-------- Text passage --------

Tuesday, March 31, 2015

Why is it so hard?

Criticism for our family usually comes in waves.  It'll start with one person's comment or action to one of us and then it seems others follow and before you know it all of us are getting a heaping dose of it.  I understand that nobody's perfect, our family is aware of that.  We love spending time together.  We are outside building snowmen in the winter, playing tennis in the spring, water parks and pools in the summer and raking leaves and jumping in the piles in the fall.  We enjoy playing together and actually have to work very hard to make the time to do that.  It almost takes priority on weekends so that all of us have some release from work and school.  My favorite time of the week!

The last few days have been outstandingly beautiful here in St Louis and it's impossible to stay inside!  There's been bike riding, trampoline jumping, we set up a badminton/volleyball net in our back yard recently, we've played tennis a few times already and for long hours at a time ( we never wanna stop lol) and park trips in the afternoons for our five year old as often as weather permits.  We took advantage of the annual jump jump pass at Kokomo Joe's, any rainy day our hours are spent playing indoors, meeting new friends.

We try to make it to church every Sunday, health permitting.  Hahaha first one by one we had a cold, then we all got the stomach flu, then we all got another cold with different symptoms and now we're doing pretty good so we're anxious to be active which I love because I definitely need it.  Cold weather makes you feel all cooped up and you feel like you're gonna burst when that first warm day, that tease of Spring comes!  That was a great day!  Followed by sleet and snow the next few days lol.

-------- Source material --------

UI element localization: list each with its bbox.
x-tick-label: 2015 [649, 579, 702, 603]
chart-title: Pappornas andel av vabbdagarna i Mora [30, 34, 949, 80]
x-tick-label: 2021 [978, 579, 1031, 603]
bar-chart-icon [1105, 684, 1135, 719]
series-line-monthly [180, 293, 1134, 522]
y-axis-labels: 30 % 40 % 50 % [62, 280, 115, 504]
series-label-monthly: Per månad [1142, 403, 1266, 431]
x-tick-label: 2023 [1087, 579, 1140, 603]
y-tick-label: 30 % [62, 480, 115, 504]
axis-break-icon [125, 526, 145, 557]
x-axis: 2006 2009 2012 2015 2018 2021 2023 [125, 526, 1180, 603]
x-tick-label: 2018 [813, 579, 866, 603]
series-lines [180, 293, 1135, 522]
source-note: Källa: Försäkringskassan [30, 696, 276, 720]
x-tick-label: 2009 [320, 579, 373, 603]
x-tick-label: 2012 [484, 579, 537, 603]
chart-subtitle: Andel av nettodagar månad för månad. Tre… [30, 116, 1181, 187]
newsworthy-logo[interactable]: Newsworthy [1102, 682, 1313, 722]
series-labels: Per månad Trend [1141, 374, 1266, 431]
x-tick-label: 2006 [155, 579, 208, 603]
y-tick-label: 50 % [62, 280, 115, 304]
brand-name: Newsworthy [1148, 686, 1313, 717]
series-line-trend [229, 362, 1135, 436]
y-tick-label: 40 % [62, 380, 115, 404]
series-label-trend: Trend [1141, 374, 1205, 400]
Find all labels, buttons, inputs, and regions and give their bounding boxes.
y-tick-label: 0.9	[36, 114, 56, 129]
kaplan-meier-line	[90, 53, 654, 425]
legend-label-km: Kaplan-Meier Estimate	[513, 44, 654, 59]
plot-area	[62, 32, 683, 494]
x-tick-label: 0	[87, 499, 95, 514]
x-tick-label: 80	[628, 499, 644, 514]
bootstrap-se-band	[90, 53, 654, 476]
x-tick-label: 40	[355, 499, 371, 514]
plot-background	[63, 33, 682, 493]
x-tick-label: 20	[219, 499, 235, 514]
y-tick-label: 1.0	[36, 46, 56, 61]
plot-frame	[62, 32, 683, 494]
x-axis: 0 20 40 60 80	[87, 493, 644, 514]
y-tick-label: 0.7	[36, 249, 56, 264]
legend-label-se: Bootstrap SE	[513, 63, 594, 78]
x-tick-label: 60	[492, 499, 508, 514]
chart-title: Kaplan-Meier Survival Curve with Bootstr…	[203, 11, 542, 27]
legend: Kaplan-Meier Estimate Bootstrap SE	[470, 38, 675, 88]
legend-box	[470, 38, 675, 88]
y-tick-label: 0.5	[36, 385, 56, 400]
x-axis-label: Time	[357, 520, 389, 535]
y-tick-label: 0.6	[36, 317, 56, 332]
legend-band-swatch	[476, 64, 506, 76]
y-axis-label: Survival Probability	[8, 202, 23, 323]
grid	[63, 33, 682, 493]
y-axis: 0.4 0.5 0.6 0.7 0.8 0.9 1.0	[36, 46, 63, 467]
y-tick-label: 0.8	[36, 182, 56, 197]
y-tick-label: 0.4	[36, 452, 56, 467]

--------

Instructions to follow. Write what comes next in the family blog post about criticism and spending time together, starting after its final sentence. The data has no role in this.

Expected output.
I love opening all my windows and getting the stuffy winter air out, especially with all these colds jeepers.  I actually love attending church and feel disappointed when I never get to go.  Bugs me.  I like the peace I can find, how it challenges me to think and grow.  Wonderful feeling.

I feel uncomfortable lately around people that I felt so comfortable around and for the life of me I can't figure out why.  It's almost like I'm not allowed to be myself.  I don't go out of my way to be abrasive, or rude in any way.  I love to help out.  I love to smile at people that look like they need a smile, and hug people who look like they need a hug.  I love to feel inspired and encouraged to study the world around me and take it all in.  But lately I just feel so uncomfortable.

Why is it so hard to just be yourself and accept that some people will always choose to misunderstand you no matter what you say or do?  Offering judgments and criticisms that might have nothing to do with what's even going on in your life.  I don't get it.  It's hard not to do it, we all work hard not to in this family especially with each other.  It's hard to have it happen to you when some easily take you out of context.  I'm trying to understand.  Trying to not be that way myself, avoid negativity and drama.  Am I missing something?